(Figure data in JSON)
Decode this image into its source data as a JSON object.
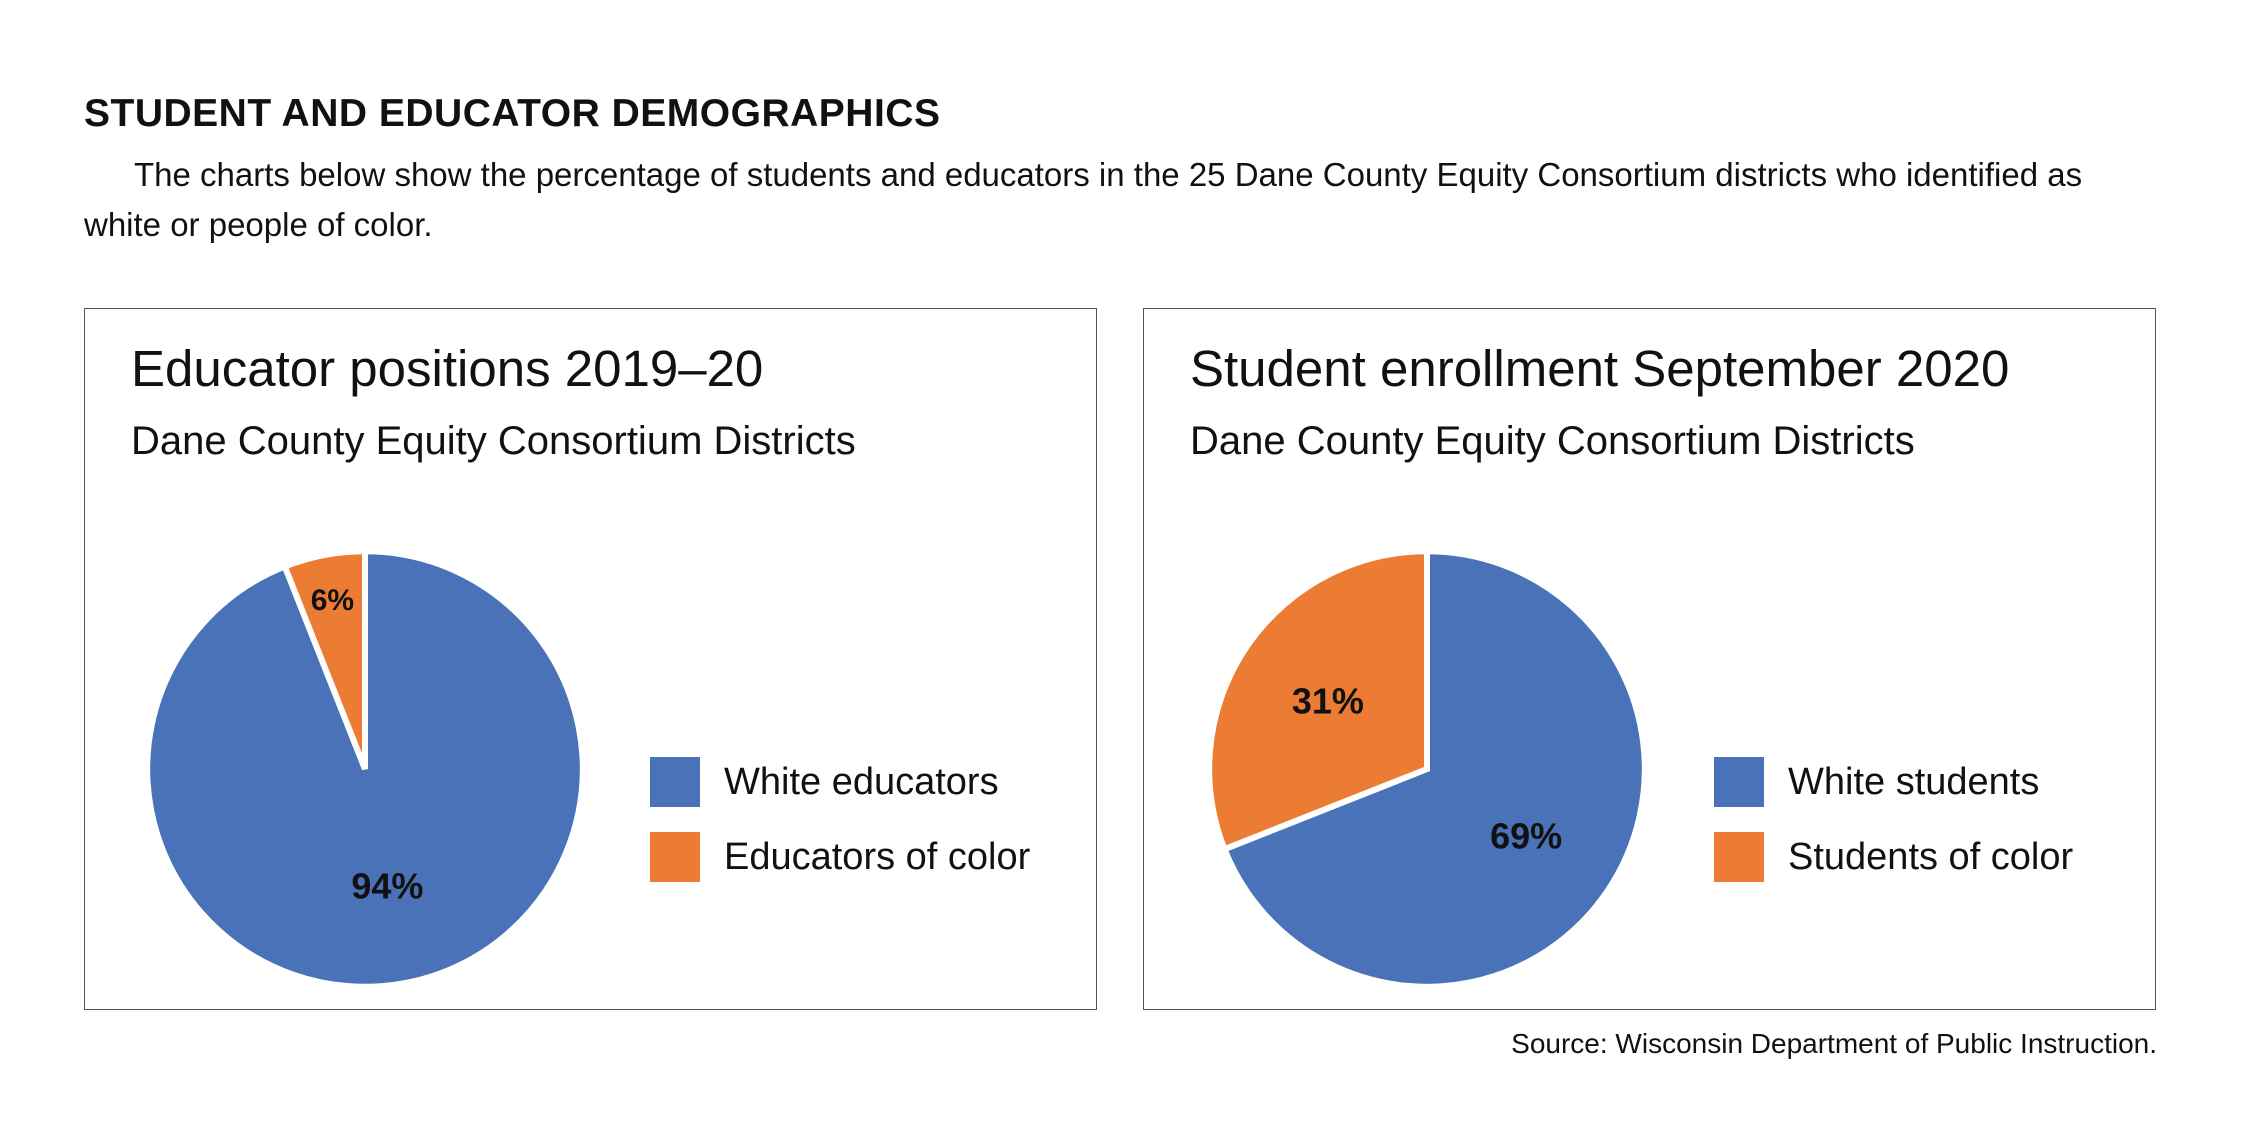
{
  "page": {
    "heading": "STUDENT AND EDUCATOR DEMOGRAPHICS",
    "intro": "The charts below show the percentage of students and educators in the 25 Dane County Equity Consortium districts who identified as white or people of color.",
    "source": "Source: Wisconsin Department of Public Instruction."
  },
  "colors": {
    "blue": "#4a72b9",
    "orange": "#ec7c33"
  },
  "chart_data": [
    {
      "type": "pie",
      "title": "Educator positions 2019–20",
      "subtitle": "Dane County Equity Consortium Districts",
      "categories": [
        "White educators",
        "Educators of color"
      ],
      "values": [
        94,
        6
      ],
      "value_labels": [
        "94%",
        "6%"
      ],
      "colors": [
        "#4a72b9",
        "#ec7c33"
      ],
      "legend": "right"
    },
    {
      "type": "pie",
      "title": "Student enrollment September 2020",
      "subtitle": "Dane County Equity Consortium Districts",
      "categories": [
        "White students",
        "Students of color"
      ],
      "values": [
        69,
        31
      ],
      "value_labels": [
        "69%",
        "31%"
      ],
      "colors": [
        "#4a72b9",
        "#ec7c33"
      ],
      "legend": "right"
    }
  ]
}
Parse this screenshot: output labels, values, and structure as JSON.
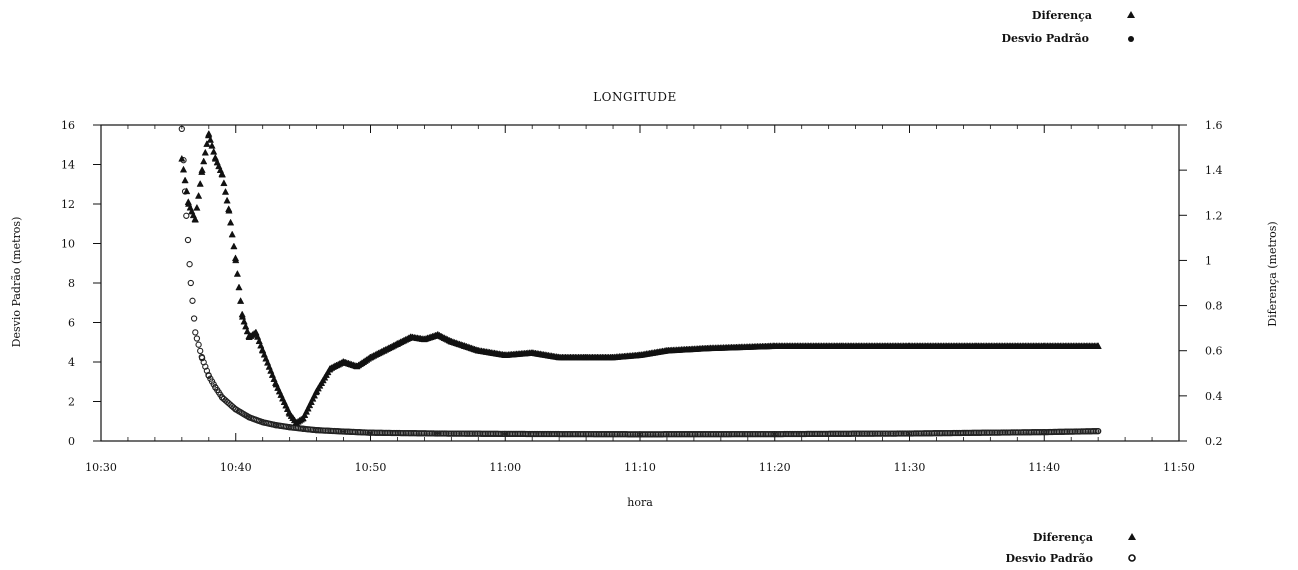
{
  "chart_data": {
    "type": "scatter",
    "title": "LONGITUDE",
    "xlabel": "hora",
    "ylabel_left": "Desvio Padrão (metros)",
    "ylabel_right": "Diferença (metros)",
    "x_unit": "minutes",
    "xlim": [
      "10:30",
      "11:50"
    ],
    "xticks": [
      "10:30",
      "10:40",
      "10:50",
      "11:00",
      "11:10",
      "11:20",
      "11:30",
      "11:40",
      "11:50"
    ],
    "ylim_left": [
      0,
      16
    ],
    "yticks_left": [
      "0",
      "2",
      "4",
      "6",
      "8",
      "10",
      "12",
      "14",
      "16"
    ],
    "ylim_right": [
      0.2,
      1.6
    ],
    "yticks_right": [
      "0.2",
      "0.4",
      "0.6",
      "0.8",
      "1",
      "1.2",
      "1.4",
      "1.6"
    ],
    "grid": false,
    "legend_top": [
      {
        "label": "Diferença",
        "marker": "filled-triangle"
      },
      {
        "label": "Desvio Padrão",
        "marker": "filled-circle"
      }
    ],
    "legend_bottom": [
      {
        "label": "Diferença",
        "marker": "filled-triangle"
      },
      {
        "label": "Desvio Padrão",
        "marker": "open-circle"
      }
    ],
    "series": [
      {
        "name": "Diferença",
        "axis": "right",
        "marker": "triangle",
        "x": [
          "10:36",
          "10:36:30",
          "10:37",
          "10:37:30",
          "10:38",
          "10:38:30",
          "10:39",
          "10:39:30",
          "10:40",
          "10:40:30",
          "10:41",
          "10:41:30",
          "10:42",
          "10:43",
          "10:44",
          "10:44:30",
          "10:45",
          "10:46",
          "10:47",
          "10:48",
          "10:49",
          "10:50",
          "10:51",
          "10:52",
          "10:53",
          "10:54",
          "10:55",
          "10:56",
          "10:57",
          "10:58",
          "11:00",
          "11:02",
          "11:04",
          "11:06",
          "11:08",
          "11:10",
          "11:12",
          "11:15",
          "11:20",
          "11:25",
          "11:30",
          "11:35",
          "11:40",
          "11:44"
        ],
        "y": [
          1.45,
          1.25,
          1.18,
          1.4,
          1.56,
          1.45,
          1.38,
          1.22,
          1.0,
          0.75,
          0.66,
          0.68,
          0.6,
          0.45,
          0.32,
          0.28,
          0.3,
          0.42,
          0.52,
          0.55,
          0.53,
          0.57,
          0.6,
          0.63,
          0.66,
          0.65,
          0.67,
          0.64,
          0.62,
          0.6,
          0.58,
          0.59,
          0.57,
          0.57,
          0.57,
          0.58,
          0.6,
          0.61,
          0.62,
          0.62,
          0.62,
          0.62,
          0.62,
          0.62
        ]
      },
      {
        "name": "Desvio Padrão",
        "axis": "left",
        "marker": "circle",
        "x": [
          "10:36",
          "10:36:20",
          "10:36:40",
          "10:37",
          "10:37:30",
          "10:38",
          "10:38:30",
          "10:39",
          "10:40",
          "10:41",
          "10:42",
          "10:43",
          "10:44",
          "10:45",
          "10:46",
          "10:48",
          "10:50",
          "10:55",
          "11:00",
          "11:10",
          "11:20",
          "11:30",
          "11:40",
          "11:44"
        ],
        "y": [
          15.8,
          11.4,
          8.0,
          5.5,
          4.2,
          3.3,
          2.7,
          2.2,
          1.6,
          1.2,
          0.95,
          0.8,
          0.7,
          0.62,
          0.55,
          0.48,
          0.42,
          0.38,
          0.36,
          0.34,
          0.35,
          0.38,
          0.45,
          0.5
        ]
      }
    ]
  }
}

=== Aim of the task ===
Take every line from the records above that has the word "circle" and copy it.

=== Solution for this exercise ===
        "marker": "filled-circle"
        "marker": "open-circle"
        "marker": "circle",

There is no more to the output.